EXERCISE DESCRIPTION:
Pick out every line holding the string "type" and copy it.

(Figure content listings)
·····

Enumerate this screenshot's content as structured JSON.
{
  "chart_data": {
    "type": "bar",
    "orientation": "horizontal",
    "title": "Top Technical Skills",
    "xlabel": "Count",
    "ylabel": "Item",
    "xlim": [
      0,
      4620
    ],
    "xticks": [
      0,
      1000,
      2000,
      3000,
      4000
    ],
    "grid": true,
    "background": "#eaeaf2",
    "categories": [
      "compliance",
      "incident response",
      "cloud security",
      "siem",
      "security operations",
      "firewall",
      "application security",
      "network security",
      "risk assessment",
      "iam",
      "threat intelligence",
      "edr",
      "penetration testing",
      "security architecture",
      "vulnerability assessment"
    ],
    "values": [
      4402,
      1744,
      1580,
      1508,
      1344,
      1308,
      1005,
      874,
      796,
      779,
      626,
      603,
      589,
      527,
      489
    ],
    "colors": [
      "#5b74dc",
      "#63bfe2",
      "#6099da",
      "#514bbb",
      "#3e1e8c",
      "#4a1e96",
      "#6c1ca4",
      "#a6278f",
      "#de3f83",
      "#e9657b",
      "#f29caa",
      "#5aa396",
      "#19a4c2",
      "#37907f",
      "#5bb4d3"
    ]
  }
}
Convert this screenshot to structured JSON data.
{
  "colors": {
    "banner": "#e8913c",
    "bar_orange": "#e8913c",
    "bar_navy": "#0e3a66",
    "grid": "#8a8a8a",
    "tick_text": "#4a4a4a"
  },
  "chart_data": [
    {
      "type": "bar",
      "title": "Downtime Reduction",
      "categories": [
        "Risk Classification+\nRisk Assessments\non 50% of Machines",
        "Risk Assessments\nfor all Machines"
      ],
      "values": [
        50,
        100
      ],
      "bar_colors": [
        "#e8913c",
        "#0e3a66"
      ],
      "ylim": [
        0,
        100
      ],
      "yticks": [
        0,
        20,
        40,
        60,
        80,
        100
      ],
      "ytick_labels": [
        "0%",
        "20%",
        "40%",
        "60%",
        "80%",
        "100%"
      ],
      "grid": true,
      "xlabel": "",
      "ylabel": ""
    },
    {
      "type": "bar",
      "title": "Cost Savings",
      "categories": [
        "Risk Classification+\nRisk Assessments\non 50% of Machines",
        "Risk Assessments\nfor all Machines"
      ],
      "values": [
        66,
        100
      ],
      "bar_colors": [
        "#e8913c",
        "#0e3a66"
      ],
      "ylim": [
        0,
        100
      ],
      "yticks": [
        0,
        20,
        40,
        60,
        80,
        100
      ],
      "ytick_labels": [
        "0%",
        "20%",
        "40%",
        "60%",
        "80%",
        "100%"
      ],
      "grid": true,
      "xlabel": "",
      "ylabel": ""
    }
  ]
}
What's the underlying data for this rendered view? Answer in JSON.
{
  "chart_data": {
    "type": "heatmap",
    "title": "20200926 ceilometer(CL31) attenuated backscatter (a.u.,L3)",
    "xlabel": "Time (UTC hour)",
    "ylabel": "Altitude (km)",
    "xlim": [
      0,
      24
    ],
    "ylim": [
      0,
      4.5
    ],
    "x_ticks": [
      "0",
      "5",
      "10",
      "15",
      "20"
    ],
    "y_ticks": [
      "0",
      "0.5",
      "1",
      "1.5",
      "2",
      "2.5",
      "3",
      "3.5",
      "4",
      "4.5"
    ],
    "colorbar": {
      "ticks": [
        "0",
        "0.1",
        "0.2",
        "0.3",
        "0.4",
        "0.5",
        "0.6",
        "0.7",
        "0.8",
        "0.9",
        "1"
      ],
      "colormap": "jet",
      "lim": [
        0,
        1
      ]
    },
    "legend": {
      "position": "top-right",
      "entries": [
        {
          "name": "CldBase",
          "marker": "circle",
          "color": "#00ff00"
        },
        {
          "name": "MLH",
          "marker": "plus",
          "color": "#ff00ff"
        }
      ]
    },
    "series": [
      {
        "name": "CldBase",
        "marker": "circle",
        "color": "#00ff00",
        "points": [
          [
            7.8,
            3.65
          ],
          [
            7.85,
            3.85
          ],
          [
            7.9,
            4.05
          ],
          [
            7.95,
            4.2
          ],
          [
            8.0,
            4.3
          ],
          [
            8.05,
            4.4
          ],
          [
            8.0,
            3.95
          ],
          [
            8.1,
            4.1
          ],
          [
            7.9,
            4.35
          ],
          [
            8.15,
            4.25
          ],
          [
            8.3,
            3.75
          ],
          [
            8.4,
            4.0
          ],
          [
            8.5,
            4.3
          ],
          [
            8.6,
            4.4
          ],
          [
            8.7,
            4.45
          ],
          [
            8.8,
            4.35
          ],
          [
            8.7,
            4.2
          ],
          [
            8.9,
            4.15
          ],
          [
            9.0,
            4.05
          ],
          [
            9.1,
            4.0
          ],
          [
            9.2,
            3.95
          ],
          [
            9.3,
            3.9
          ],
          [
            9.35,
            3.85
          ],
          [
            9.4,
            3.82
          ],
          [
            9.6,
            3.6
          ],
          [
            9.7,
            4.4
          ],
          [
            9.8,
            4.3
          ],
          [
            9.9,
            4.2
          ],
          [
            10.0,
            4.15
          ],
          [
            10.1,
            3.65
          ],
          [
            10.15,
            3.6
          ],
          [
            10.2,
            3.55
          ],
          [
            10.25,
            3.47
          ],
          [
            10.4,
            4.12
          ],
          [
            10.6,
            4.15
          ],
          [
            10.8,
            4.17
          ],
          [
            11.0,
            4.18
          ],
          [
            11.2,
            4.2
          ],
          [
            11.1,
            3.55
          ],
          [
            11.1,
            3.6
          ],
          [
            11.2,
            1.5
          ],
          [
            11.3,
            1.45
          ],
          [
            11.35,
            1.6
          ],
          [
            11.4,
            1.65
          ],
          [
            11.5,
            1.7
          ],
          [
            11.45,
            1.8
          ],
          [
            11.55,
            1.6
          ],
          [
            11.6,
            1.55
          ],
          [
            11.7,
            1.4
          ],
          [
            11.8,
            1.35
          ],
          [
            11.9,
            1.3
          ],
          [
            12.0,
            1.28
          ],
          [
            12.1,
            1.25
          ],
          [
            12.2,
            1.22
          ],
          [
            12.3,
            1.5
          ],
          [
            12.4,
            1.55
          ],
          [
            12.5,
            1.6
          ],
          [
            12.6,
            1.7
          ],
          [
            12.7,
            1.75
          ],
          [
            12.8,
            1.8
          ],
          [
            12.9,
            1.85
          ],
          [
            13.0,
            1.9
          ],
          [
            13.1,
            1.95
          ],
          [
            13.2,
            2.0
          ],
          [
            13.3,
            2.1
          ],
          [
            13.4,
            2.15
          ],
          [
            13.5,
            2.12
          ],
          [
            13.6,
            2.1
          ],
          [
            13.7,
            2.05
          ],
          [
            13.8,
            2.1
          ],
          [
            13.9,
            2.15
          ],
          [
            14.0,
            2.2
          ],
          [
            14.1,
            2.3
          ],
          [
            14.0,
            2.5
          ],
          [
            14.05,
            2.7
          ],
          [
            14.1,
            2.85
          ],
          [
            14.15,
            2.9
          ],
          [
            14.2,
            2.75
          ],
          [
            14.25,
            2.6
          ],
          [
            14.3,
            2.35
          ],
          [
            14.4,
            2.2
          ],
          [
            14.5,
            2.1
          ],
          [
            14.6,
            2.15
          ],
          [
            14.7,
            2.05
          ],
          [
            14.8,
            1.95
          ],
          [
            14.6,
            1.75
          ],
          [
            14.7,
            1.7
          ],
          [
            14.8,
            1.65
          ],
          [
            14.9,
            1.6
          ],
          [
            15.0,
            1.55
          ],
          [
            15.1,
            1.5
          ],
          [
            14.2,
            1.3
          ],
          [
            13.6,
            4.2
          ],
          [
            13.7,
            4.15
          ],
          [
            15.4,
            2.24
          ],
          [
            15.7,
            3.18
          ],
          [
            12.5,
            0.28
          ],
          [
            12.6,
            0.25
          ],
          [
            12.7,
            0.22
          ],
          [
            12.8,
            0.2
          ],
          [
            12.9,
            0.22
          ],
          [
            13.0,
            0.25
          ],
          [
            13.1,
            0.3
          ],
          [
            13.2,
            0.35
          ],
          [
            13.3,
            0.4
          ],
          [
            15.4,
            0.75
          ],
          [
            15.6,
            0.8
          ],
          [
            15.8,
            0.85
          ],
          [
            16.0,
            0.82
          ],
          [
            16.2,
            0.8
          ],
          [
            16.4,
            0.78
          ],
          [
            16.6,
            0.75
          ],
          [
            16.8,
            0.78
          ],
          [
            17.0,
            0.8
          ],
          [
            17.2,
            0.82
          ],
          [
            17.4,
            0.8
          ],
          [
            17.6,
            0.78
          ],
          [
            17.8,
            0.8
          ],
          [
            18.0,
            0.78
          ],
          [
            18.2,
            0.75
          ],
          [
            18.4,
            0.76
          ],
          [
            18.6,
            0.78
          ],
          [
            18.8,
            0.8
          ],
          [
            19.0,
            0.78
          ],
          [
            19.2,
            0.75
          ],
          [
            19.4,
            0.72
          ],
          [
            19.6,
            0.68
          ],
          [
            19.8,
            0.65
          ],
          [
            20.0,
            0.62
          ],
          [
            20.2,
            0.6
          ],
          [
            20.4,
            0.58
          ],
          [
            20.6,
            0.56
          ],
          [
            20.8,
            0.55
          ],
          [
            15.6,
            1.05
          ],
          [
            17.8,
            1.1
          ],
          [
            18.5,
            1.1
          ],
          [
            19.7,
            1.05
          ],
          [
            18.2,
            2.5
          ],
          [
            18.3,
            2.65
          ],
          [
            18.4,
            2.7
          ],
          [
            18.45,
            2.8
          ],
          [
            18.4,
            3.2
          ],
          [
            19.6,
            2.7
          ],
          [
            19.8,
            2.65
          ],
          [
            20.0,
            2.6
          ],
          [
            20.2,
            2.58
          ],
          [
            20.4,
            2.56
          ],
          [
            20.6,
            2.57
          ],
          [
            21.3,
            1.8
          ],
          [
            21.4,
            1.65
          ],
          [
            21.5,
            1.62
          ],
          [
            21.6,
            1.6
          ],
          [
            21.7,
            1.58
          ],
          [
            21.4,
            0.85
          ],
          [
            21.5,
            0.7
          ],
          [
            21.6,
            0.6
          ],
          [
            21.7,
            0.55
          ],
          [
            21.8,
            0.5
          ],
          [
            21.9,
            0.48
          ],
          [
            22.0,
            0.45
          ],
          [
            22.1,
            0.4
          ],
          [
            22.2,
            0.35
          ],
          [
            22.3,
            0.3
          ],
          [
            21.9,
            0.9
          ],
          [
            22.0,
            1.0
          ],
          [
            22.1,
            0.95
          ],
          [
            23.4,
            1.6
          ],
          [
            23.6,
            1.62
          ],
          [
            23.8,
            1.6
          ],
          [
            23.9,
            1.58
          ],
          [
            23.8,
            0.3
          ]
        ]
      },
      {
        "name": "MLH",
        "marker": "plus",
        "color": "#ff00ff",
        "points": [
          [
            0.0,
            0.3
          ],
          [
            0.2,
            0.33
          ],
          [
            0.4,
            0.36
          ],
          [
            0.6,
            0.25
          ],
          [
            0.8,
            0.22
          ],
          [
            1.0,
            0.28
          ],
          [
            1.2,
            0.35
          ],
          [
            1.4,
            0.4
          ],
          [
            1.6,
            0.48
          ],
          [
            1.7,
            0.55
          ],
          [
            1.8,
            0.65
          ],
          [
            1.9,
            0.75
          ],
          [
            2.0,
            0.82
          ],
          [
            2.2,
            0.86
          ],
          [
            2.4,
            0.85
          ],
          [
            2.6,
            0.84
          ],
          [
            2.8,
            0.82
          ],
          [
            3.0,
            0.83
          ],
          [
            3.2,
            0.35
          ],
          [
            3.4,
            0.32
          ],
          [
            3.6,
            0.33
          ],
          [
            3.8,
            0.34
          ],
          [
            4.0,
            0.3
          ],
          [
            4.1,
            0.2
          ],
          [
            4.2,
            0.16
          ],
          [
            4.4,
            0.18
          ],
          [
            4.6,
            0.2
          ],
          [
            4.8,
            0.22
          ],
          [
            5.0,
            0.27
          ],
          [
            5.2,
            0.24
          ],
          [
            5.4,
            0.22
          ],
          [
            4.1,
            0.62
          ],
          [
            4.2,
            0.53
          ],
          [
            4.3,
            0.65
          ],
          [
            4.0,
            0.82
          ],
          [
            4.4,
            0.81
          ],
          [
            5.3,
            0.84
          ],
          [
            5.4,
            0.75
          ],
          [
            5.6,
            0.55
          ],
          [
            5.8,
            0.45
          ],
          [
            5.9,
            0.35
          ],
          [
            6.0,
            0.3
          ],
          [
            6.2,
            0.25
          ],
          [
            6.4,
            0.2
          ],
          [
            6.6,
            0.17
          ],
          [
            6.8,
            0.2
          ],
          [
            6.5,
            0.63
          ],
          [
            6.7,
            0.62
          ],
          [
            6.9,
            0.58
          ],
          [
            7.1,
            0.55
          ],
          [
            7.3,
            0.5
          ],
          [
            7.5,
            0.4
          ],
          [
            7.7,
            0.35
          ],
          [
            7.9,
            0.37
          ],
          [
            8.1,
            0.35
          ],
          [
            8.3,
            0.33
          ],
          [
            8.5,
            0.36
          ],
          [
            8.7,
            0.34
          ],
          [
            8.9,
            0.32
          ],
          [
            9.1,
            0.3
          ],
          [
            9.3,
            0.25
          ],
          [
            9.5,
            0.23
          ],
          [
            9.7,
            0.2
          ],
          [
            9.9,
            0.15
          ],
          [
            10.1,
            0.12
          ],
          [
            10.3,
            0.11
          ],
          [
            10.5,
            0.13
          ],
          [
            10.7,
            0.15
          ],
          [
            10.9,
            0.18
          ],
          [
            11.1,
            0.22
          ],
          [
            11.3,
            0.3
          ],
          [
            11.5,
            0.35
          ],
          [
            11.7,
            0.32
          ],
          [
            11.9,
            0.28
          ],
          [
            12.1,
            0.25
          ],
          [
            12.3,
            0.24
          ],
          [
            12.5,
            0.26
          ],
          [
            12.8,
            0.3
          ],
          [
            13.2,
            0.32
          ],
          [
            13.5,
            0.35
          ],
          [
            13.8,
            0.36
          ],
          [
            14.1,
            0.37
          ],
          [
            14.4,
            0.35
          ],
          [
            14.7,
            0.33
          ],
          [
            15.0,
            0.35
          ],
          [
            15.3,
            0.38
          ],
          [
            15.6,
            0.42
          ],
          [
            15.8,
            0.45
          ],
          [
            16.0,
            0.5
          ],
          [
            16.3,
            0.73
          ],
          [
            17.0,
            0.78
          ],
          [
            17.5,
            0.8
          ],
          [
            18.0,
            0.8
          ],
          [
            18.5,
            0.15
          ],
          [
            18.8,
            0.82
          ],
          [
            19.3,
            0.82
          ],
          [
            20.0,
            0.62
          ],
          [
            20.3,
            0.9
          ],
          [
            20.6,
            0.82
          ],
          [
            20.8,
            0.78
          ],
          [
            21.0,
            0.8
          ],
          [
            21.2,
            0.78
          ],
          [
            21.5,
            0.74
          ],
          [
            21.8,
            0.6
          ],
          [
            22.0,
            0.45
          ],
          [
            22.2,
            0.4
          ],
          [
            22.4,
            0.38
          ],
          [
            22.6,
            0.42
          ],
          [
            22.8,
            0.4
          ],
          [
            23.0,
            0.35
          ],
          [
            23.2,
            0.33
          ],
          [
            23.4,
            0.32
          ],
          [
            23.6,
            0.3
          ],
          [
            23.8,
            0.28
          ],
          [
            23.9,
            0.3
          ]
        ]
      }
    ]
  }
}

·····

ANSWER TO THE TASK:
    "type": "bar",
      "type": "bar",
      "type": "bar",
    "type": "heatmap",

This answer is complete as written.